» **DIRECTIONS FOR THIS TASK**: Give every line of the data again, unchanged, but with no pictures.

Dataset records:
'''
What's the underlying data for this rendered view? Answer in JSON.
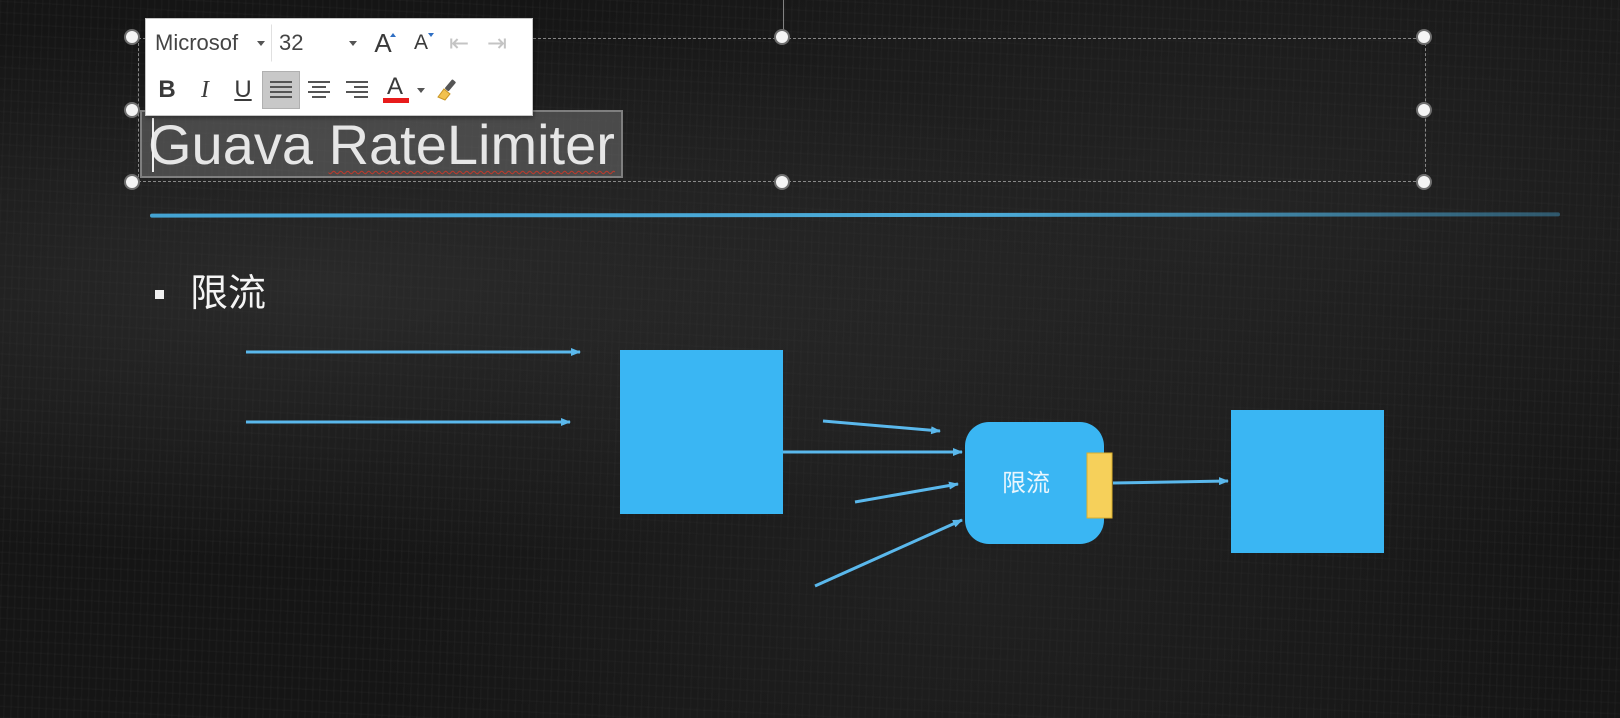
{
  "toolbar": {
    "font_name": "Microsof",
    "font_size": "32",
    "grow_font_label": "A",
    "shrink_font_label": "A",
    "decrease_indent_label": "⇤",
    "increase_indent_label": "⇥",
    "bold_label": "B",
    "italic_label": "I",
    "underline_label": "U",
    "font_color_label": "A",
    "font_color": "#e81b1b",
    "active_alignment": "left"
  },
  "slide": {
    "title": "Guava RateLimiter",
    "title_spellcheck_word": "RateLimiter",
    "bullet": "限流",
    "accent_color": "#3ab6f3",
    "rule_color": "#46aadc"
  },
  "diagram": {
    "limiter_label": "限流",
    "box_color": "#3ab6f3",
    "gate_color": "#f6d05a",
    "arrow_color": "#5ab8ec"
  }
}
'''
» **OUTPUT BELOW**:
What's the underlying data for this rendered view? Answer in JSON.
{
  "toolbar": {
    "font_name": "Microsof",
    "font_size": "32",
    "grow_font_label": "A",
    "shrink_font_label": "A",
    "decrease_indent_label": "⇤",
    "increase_indent_label": "⇥",
    "bold_label": "B",
    "italic_label": "I",
    "underline_label": "U",
    "font_color_label": "A",
    "font_color": "#e81b1b",
    "active_alignment": "left"
  },
  "slide": {
    "title": "Guava RateLimiter",
    "title_spellcheck_word": "RateLimiter",
    "bullet": "限流",
    "accent_color": "#3ab6f3",
    "rule_color": "#46aadc"
  },
  "diagram": {
    "limiter_label": "限流",
    "box_color": "#3ab6f3",
    "gate_color": "#f6d05a",
    "arrow_color": "#5ab8ec"
  }
}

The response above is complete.